# Start of Material supplied

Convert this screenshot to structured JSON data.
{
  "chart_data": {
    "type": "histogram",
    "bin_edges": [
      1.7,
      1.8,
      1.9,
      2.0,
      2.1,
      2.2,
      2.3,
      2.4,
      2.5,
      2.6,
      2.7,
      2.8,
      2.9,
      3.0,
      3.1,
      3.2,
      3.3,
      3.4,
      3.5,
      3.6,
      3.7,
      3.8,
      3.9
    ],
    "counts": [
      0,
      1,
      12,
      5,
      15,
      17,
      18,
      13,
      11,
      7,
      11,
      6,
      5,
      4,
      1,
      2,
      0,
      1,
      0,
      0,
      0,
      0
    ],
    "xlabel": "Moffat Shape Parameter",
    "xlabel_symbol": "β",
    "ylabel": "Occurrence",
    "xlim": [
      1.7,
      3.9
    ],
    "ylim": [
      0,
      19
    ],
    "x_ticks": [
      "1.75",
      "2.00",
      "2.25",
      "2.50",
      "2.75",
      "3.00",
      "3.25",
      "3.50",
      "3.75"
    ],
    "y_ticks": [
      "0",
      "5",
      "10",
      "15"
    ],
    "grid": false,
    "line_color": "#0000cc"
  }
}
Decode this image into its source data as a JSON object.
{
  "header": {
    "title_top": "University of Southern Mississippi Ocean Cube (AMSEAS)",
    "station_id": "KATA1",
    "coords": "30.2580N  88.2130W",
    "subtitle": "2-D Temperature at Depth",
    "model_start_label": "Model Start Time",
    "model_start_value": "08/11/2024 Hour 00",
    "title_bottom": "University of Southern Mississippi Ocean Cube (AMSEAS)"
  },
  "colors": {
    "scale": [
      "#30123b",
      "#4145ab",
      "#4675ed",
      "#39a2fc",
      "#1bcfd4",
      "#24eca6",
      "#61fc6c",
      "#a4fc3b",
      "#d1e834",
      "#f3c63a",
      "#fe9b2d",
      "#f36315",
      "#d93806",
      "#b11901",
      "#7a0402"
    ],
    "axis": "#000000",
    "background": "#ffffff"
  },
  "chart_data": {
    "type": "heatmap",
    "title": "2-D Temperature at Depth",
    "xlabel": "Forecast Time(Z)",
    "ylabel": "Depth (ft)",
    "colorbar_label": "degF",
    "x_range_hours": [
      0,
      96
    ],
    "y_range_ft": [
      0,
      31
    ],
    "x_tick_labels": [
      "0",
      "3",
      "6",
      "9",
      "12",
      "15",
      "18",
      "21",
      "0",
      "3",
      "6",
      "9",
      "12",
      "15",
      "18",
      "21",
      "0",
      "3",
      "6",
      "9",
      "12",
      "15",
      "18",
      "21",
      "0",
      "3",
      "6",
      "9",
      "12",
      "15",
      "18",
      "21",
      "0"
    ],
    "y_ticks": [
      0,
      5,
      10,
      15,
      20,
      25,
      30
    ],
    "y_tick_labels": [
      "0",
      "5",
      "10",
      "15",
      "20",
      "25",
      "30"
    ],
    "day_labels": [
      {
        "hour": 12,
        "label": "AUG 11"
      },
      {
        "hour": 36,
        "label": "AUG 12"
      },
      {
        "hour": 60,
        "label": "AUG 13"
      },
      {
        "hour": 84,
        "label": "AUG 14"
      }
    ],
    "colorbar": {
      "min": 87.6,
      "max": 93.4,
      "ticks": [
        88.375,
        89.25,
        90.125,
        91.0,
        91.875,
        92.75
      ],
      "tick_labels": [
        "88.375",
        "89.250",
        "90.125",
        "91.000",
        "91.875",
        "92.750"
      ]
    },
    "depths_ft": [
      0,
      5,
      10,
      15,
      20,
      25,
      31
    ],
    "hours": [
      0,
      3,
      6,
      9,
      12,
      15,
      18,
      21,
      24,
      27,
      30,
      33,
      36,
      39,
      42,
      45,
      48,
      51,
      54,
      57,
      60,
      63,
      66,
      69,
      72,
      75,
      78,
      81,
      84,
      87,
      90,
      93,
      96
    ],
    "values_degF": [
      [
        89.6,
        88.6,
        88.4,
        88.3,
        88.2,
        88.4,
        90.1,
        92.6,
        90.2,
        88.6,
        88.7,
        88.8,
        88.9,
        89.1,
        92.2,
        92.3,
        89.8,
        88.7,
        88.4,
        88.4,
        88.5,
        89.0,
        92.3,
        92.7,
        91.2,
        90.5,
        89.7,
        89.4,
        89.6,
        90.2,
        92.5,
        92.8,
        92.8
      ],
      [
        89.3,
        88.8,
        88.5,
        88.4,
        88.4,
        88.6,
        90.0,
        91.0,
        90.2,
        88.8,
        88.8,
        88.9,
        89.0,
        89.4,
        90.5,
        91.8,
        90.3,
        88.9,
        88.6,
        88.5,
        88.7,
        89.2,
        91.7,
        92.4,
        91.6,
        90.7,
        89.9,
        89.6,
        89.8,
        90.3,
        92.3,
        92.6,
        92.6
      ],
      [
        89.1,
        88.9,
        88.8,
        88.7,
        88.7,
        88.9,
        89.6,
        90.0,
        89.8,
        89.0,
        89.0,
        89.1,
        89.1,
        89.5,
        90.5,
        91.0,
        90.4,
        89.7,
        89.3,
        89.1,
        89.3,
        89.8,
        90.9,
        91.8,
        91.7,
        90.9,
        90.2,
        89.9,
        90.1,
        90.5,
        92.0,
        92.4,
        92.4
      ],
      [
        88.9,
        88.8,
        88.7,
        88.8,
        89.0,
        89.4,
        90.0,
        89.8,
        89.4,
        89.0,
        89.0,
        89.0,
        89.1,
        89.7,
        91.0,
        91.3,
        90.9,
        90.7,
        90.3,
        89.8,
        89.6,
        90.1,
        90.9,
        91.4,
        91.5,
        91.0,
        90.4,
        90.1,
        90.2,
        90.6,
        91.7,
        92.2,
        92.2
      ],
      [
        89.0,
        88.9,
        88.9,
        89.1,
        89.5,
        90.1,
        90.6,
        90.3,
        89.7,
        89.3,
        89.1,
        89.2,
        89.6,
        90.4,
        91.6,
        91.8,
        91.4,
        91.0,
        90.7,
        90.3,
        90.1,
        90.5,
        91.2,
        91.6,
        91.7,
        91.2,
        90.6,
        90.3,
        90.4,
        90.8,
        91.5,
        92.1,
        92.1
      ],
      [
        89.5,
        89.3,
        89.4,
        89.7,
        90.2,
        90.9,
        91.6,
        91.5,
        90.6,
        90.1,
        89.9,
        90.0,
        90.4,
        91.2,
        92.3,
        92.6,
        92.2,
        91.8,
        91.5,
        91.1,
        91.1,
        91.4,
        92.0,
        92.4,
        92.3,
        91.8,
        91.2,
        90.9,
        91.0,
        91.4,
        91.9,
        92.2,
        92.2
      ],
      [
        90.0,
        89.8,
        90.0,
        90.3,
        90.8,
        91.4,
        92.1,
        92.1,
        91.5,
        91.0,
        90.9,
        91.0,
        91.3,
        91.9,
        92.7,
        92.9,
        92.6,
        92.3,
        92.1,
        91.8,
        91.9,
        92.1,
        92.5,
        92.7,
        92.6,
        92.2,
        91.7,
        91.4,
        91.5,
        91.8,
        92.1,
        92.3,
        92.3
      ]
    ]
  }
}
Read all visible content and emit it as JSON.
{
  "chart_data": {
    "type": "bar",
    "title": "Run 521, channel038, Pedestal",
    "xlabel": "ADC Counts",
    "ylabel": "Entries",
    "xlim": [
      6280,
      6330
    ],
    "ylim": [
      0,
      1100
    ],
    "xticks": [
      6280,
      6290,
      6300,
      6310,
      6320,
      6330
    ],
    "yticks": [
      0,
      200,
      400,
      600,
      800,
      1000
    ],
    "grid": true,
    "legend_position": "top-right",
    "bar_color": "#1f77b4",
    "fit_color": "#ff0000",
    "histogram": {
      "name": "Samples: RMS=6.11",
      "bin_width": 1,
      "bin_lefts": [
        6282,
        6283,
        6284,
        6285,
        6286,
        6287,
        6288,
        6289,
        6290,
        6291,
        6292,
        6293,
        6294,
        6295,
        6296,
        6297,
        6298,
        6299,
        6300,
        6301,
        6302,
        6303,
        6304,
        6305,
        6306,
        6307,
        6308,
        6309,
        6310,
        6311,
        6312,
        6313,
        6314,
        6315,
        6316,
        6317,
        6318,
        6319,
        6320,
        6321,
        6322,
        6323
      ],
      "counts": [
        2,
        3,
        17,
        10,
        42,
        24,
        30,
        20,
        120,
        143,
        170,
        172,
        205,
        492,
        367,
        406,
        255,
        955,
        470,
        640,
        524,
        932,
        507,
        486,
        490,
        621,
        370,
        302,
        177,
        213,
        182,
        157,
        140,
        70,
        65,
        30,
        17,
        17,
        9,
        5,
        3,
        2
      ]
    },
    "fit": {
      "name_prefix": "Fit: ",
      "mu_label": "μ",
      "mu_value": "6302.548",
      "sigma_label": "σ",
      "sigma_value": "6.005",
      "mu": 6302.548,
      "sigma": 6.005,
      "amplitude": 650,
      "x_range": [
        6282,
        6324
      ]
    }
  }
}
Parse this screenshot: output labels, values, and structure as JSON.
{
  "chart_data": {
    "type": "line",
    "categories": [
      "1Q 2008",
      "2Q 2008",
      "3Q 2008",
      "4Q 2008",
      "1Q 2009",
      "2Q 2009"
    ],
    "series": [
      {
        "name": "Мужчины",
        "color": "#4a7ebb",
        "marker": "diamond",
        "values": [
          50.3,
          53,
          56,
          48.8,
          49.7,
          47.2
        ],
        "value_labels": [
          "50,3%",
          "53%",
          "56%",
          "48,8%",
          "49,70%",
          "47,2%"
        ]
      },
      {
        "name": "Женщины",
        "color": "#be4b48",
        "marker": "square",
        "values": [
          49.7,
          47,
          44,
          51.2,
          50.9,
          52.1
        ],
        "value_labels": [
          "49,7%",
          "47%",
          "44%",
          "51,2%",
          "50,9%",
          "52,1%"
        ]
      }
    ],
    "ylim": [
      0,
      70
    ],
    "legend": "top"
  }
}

# End of Material supplied

## Your goal
Write out once more the lines above beginning at the line with "Parse this screenshot: output"; continue through the final line and stop there.

## Reply
Parse this screenshot: output labels, values, and structure as JSON.
{
  "chart_data": {
    "type": "line",
    "categories": [
      "1Q 2008",
      "2Q 2008",
      "3Q 2008",
      "4Q 2008",
      "1Q 2009",
      "2Q 2009"
    ],
    "series": [
      {
        "name": "Мужчины",
        "color": "#4a7ebb",
        "marker": "diamond",
        "values": [
          50.3,
          53,
          56,
          48.8,
          49.7,
          47.2
        ],
        "value_labels": [
          "50,3%",
          "53%",
          "56%",
          "48,8%",
          "49,70%",
          "47,2%"
        ]
      },
      {
        "name": "Женщины",
        "color": "#be4b48",
        "marker": "square",
        "values": [
          49.7,
          47,
          44,
          51.2,
          50.9,
          52.1
        ],
        "value_labels": [
          "49,7%",
          "47%",
          "44%",
          "51,2%",
          "50,9%",
          "52,1%"
        ]
      }
    ],
    "ylim": [
      0,
      70
    ],
    "legend": "top"
  }
}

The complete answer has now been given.